----- MATERIALS PROVIDED

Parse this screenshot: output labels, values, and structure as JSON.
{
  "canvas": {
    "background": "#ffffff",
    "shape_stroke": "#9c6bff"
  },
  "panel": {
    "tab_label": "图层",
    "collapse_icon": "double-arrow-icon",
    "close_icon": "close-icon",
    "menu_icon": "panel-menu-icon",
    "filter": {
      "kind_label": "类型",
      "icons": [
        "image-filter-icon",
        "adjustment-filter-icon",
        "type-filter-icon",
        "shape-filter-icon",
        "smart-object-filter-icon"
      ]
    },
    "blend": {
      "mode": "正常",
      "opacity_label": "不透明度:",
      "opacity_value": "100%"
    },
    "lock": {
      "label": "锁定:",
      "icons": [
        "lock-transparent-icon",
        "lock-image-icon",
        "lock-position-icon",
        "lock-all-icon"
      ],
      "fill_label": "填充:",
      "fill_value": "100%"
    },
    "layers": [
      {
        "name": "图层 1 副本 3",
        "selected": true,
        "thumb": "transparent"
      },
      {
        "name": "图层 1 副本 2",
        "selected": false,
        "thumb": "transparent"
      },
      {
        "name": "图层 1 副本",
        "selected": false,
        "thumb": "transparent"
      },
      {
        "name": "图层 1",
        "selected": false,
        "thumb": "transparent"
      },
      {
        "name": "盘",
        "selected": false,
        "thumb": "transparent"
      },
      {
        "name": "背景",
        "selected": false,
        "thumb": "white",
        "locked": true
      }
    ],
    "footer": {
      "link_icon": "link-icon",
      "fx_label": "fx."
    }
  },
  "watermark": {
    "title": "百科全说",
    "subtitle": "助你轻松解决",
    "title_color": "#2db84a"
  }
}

----------

> _REQUIRED TASK_: Each line of the material above must be retyped precisely.

> _WRITTEN REPLY_:
Parse this screenshot: output labels, values, and structure as JSON.
{
  "canvas": {
    "background": "#ffffff",
    "shape_stroke": "#9c6bff"
  },
  "panel": {
    "tab_label": "图层",
    "collapse_icon": "double-arrow-icon",
    "close_icon": "close-icon",
    "menu_icon": "panel-menu-icon",
    "filter": {
      "kind_label": "类型",
      "icons": [
        "image-filter-icon",
        "adjustment-filter-icon",
        "type-filter-icon",
        "shape-filter-icon",
        "smart-object-filter-icon"
      ]
    },
    "blend": {
      "mode": "正常",
      "opacity_label": "不透明度:",
      "opacity_value": "100%"
    },
    "lock": {
      "label": "锁定:",
      "icons": [
        "lock-transparent-icon",
        "lock-image-icon",
        "lock-position-icon",
        "lock-all-icon"
      ],
      "fill_label": "填充:",
      "fill_value": "100%"
    },
    "layers": [
      {
        "name": "图层 1 副本 3",
        "selected": true,
        "thumb": "transparent"
      },
      {
        "name": "图层 1 副本 2",
        "selected": false,
        "thumb": "transparent"
      },
      {
        "name": "图层 1 副本",
        "selected": false,
        "thumb": "transparent"
      },
      {
        "name": "图层 1",
        "selected": false,
        "thumb": "transparent"
      },
      {
        "name": "盘",
        "selected": false,
        "thumb": "transparent"
      },
      {
        "name": "背景",
        "selected": false,
        "thumb": "white",
        "locked": true
      }
    ],
    "footer": {
      "link_icon": "link-icon",
      "fx_label": "fx."
    }
  },
  "watermark": {
    "title": "百科全说",
    "subtitle": "助你轻松解决",
    "title_color": "#2db84a"
  }
}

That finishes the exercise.